Task instructions: Copy the data word for word, from the line with "share-icon[interactable]: ≺ xyxy=(345,332,352,347)" up to and including the line with "chevron-up-icon[interactable]: ⌃ xyxy=(199,270,206,279)".

Record set:

★ ★ ★

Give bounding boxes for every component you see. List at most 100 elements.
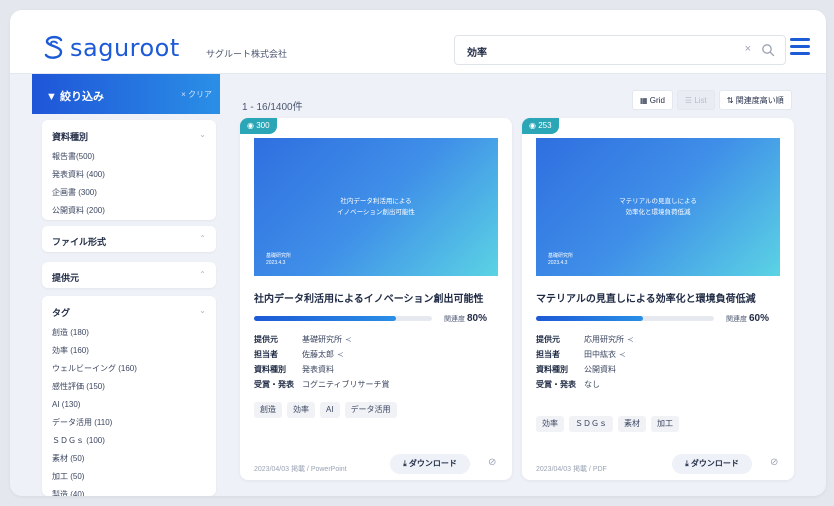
share-icon[interactable]: ≺ xyxy=(345,332,352,347)
share-icon[interactable]: ≺ xyxy=(627,332,634,347)
meta-row: 資料種別 発表資料 xyxy=(254,365,334,374)
tag-list: 創造 (180) 効率 (160) ウェルビーイング (160) 感性評価 (1… xyxy=(52,324,137,496)
view-count-badge: ◉ 300 xyxy=(240,118,277,134)
panel-title: 資料種別 xyxy=(52,132,89,142)
tag-option[interactable]: 感性評価 (150) xyxy=(52,378,137,396)
relevance-bar-fill xyxy=(254,316,397,321)
tag-chip[interactable]: データ活用 xyxy=(344,402,397,418)
tags-panel: タグ ⌄ 創造 (180) 効率 (160) ウェルビーイング (160) 感性… xyxy=(42,296,216,496)
filter-option[interactable]: 報告書(500) xyxy=(52,148,105,166)
filter-title: ▼ 絞り込み xyxy=(46,91,104,103)
tag-option[interactable]: AI (130) xyxy=(52,396,137,414)
meta-row: 提供元 応用研究所 ≺ xyxy=(536,332,634,347)
link-icon[interactable]: ⊘ xyxy=(488,457,496,468)
meta-row: 担当者 田中紘衣 ≺ xyxy=(536,347,634,362)
eye-icon: ◉ xyxy=(529,121,539,130)
chevron-down-icon[interactable]: ⌄ xyxy=(199,130,206,139)
relevance-bar-fill xyxy=(536,316,643,321)
share-icon[interactable]: ≺ xyxy=(337,347,344,362)
card-meta: 提供元 応用研究所 ≺ 担当者 田中紘衣 ≺ 資料種別 公開資料 受賞・発表 なし xyxy=(536,332,634,392)
tag-option[interactable]: 素材 (50) xyxy=(52,450,137,468)
app-frame: saguroot サグルート株式会社 効率 × ▼ 絞り込み × クリア 資料種… xyxy=(10,10,826,496)
card-tags: 効率 ＳＤＧｓ 素材 加工 xyxy=(536,416,684,432)
sort-icon: ⇅ xyxy=(726,96,736,105)
search-input[interactable]: 効率 xyxy=(467,44,487,59)
panel-title: 提供元 xyxy=(52,273,80,283)
document-thumbnail[interactable]: 社内データ利活用による イノベーション創出可能性 基礎研究所 2023.4.3 xyxy=(254,138,498,276)
filter-icon: ▼ xyxy=(46,91,60,103)
doc-type-panel: 資料種別 ⌄ 報告書(500) 発表資料 (400) 企画書 (300) 公開資… xyxy=(42,120,216,220)
file-format-panel[interactable]: ファイル形式 ⌃ xyxy=(42,226,216,252)
filter-sidebar: ▼ 絞り込み × クリア 資料種別 ⌄ 報告書(500) 発表資料 (400) … xyxy=(32,74,220,496)
search-icon[interactable] xyxy=(761,43,775,57)
chevron-up-icon[interactable]: ⌃ xyxy=(199,270,206,279)
card-footer: 2023/04/03 掲載 / PDF xyxy=(536,466,607,473)
meta-row: 受賞・発表 コグニティブリサーチ賞 xyxy=(254,380,390,389)
document-thumbnail[interactable]: マテリアルの見直しによる 効率化と環境負荷低減 基礎研究所 2023.4.3 xyxy=(536,138,780,276)
doc-type-list: 報告書(500) 発表資料 (400) 企画書 (300) 公開資料 (200) xyxy=(52,148,105,220)
clear-search-icon[interactable]: × xyxy=(745,43,751,55)
share-icon[interactable]: ≺ xyxy=(619,347,626,362)
tag-chip[interactable]: 効率 xyxy=(536,416,564,432)
filter-option[interactable]: 企画書 (300) xyxy=(52,184,105,202)
chevron-down-icon[interactable]: ⌄ xyxy=(199,306,206,315)
meta-row: 受賞・発表 なし xyxy=(536,380,600,389)
hamburger-menu-icon[interactable] xyxy=(790,38,810,56)
tag-option[interactable]: 加工 (50) xyxy=(52,468,137,486)
filter-option[interactable]: 公開資料 (200) xyxy=(52,202,105,220)
card-title[interactable]: マテリアルの見直しによる効率化と環境負荷低減 xyxy=(536,290,756,305)
thumbnail-org: 基礎研究所 2023.4.3 xyxy=(548,253,574,266)
tag-option[interactable]: ウェルビーイング (160) xyxy=(52,360,137,378)
sort-button[interactable]: ⇅ 関連度高い順 xyxy=(718,90,792,110)
relevance-bar xyxy=(536,316,714,321)
brand-name: saguroot xyxy=(70,34,180,62)
list-icon: ☰ xyxy=(684,96,695,105)
provider-panel[interactable]: 提供元 ⌃ xyxy=(42,262,216,288)
thumbnail-title: 社内データ利活用による イノベーション創出可能性 xyxy=(337,198,415,216)
card-meta: 提供元 基礎研究所 ≺ 担当者 佐藤太郎 ≺ 資料種別 発表資料 受賞・発表 コグニティブリ… xyxy=(254,332,390,392)
download-button[interactable]: ⤓ ダウンロード xyxy=(390,454,470,474)
meta-row: 担当者 佐藤太郎 ≺ xyxy=(254,347,390,362)
view-controls: ▦ Grid ☰ List ⇅ 関連度高い順 xyxy=(632,90,796,110)
tag-chip[interactable]: 素材 xyxy=(618,416,646,432)
card-title[interactable]: 社内データ利活用によるイノベーション創出可能性 xyxy=(254,290,484,305)
tag-chip[interactable]: 創造 xyxy=(254,402,282,418)
tag-option[interactable]: ＳＤＧｓ (100) xyxy=(52,432,137,450)
thumbnail-title: マテリアルの見直しによる 効率化と環境負荷低減 xyxy=(619,198,697,216)
grid-view-button[interactable]: ▦ Grid xyxy=(632,90,673,110)
filter-option[interactable]: 発表資料 (400) xyxy=(52,166,105,184)
link-icon[interactable]: ⊘ xyxy=(770,457,778,468)
tag-chip[interactable]: AI xyxy=(320,402,340,418)
card-footer: 2023/04/03 掲載 / PowerPoint xyxy=(254,466,347,473)
tag-option[interactable]: 効率 (160) xyxy=(52,342,137,360)
meta-row: 提供元 基礎研究所 ≺ xyxy=(254,332,390,347)
search-box[interactable]: 効率 × xyxy=(454,35,786,65)
tag-option[interactable]: 創造 (180) xyxy=(52,324,137,342)
result-card[interactable]: ◉ 300 社内データ利活用による イノベーション創出可能性 基礎研究所 202… xyxy=(240,118,512,480)
logo-mark-icon xyxy=(44,35,63,59)
result-count: 1 - 16/1400件 xyxy=(242,102,303,113)
thumbnail-org: 基礎研究所 2023.4.3 xyxy=(266,253,292,266)
tag-chip[interactable]: ＳＤＧｓ xyxy=(569,416,613,432)
download-button[interactable]: ⤓ ダウンロード xyxy=(672,454,752,474)
relevance-bar xyxy=(254,316,432,321)
list-view-button[interactable]: ☰ List xyxy=(676,90,715,110)
tag-chip[interactable]: 効率 xyxy=(287,402,315,418)
tag-chip[interactable]: 加工 xyxy=(651,416,679,432)
panel-title: ファイル形式 xyxy=(52,237,107,247)
chevron-up-icon[interactable]: ⌃ xyxy=(199,234,206,243)
header: saguroot サグルート株式会社 効率 × xyxy=(10,10,826,74)
tag-option[interactable]: 製造 (40) xyxy=(52,486,137,496)
result-card[interactable]: ◉ 253 マテリアルの見直しによる 効率化と環境負荷低減 基礎研究所 2023… xyxy=(522,118,794,480)
tag-option[interactable]: データ活用 (110) xyxy=(52,414,137,432)
eye-icon: ◉ xyxy=(247,121,257,130)
logo[interactable]: saguroot xyxy=(42,34,180,62)
card-tags: 創造 効率 AI データ活用 xyxy=(254,402,402,418)
relevance-score: 関連度 60% xyxy=(726,313,769,324)
grid-icon: ▦ xyxy=(640,96,650,105)
meta-row: 資料種別 公開資料 xyxy=(536,365,616,374)
filter-clear-button[interactable]: × クリア xyxy=(181,89,212,100)
panel-title: タグ xyxy=(52,308,71,318)
filter-header: ▼ 絞り込み × クリア xyxy=(32,74,220,114)
view-count-badge: ◉ 253 xyxy=(522,118,559,134)
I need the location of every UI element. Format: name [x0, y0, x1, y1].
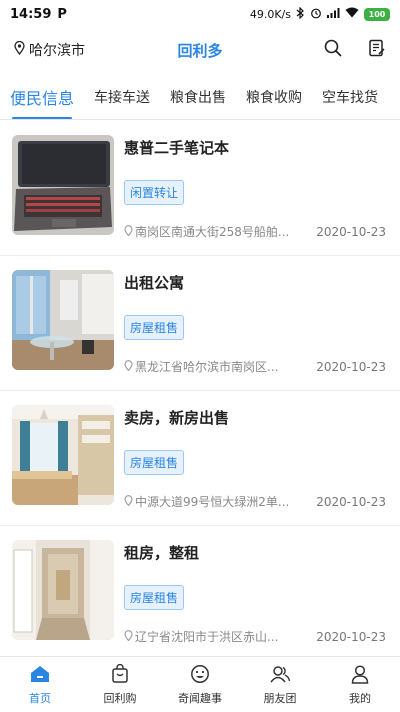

★ ★ ★

Finished answer:
share-icon[interactable]: ≺ xyxy=(345,332,352,347)
share-icon[interactable]: ≺ xyxy=(627,332,634,347)
meta-row: 資料種別 発表資料 xyxy=(254,365,334,374)
tag-list: 創造 (180) 効率 (160) ウェルビーイング (160) 感性評価 (1… xyxy=(52,324,137,496)
view-count-badge: ◉ 300 xyxy=(240,118,277,134)
panel-title: 資料種別 xyxy=(52,132,89,142)
tag-option[interactable]: 感性評価 (150) xyxy=(52,378,137,396)
relevance-bar-fill xyxy=(254,316,397,321)
tag-chip[interactable]: データ活用 xyxy=(344,402,397,418)
tags-panel: タグ ⌄ 創造 (180) 効率 (160) ウェルビーイング (160) 感性… xyxy=(42,296,216,496)
filter-option[interactable]: 報告書(500) xyxy=(52,148,105,166)
filter-title: ▼ 絞り込み xyxy=(46,91,104,103)
tag-option[interactable]: AI (130) xyxy=(52,396,137,414)
meta-row: 提供元 応用研究所 ≺ xyxy=(536,332,634,347)
link-icon[interactable]: ⊘ xyxy=(488,457,496,468)
meta-row: 担当者 田中紘衣 ≺ xyxy=(536,347,634,362)
eye-icon: ◉ xyxy=(529,121,539,130)
chevron-down-icon[interactable]: ⌄ xyxy=(199,130,206,139)
relevance-bar-fill xyxy=(536,316,643,321)
share-icon[interactable]: ≺ xyxy=(337,347,344,362)
card-meta: 提供元 応用研究所 ≺ 担当者 田中紘衣 ≺ 資料種別 公開資料 受賞・発表 なし xyxy=(536,332,634,392)
tag-option[interactable]: 素材 (50) xyxy=(52,450,137,468)
app-frame: saguroot サグルート株式会社 効率 × ▼ 絞り込み × クリア 資料種… xyxy=(10,10,826,496)
card-tags: 効率 ＳＤＧｓ 素材 加工 xyxy=(536,416,684,432)
sort-icon: ⇅ xyxy=(726,96,736,105)
search-input[interactable]: 効率 xyxy=(467,44,487,59)
panel-title: 提供元 xyxy=(52,273,80,283)
document-thumbnail[interactable]: 社内データ利活用による イノベーション創出可能性 基礎研究所 2023.4.3 xyxy=(254,138,498,276)
filter-icon: ▼ xyxy=(46,91,60,103)
doc-type-panel: 資料種別 ⌄ 報告書(500) 発表資料 (400) 企画書 (300) 公開資… xyxy=(42,120,216,220)
file-format-panel[interactable]: ファイル形式 ⌃ xyxy=(42,226,216,252)
filter-sidebar: ▼ 絞り込み × クリア 資料種別 ⌄ 報告書(500) 発表資料 (400) … xyxy=(32,74,220,496)
search-icon[interactable] xyxy=(761,43,775,57)
chevron-up-icon[interactable]: ⌃ xyxy=(199,270,206,279)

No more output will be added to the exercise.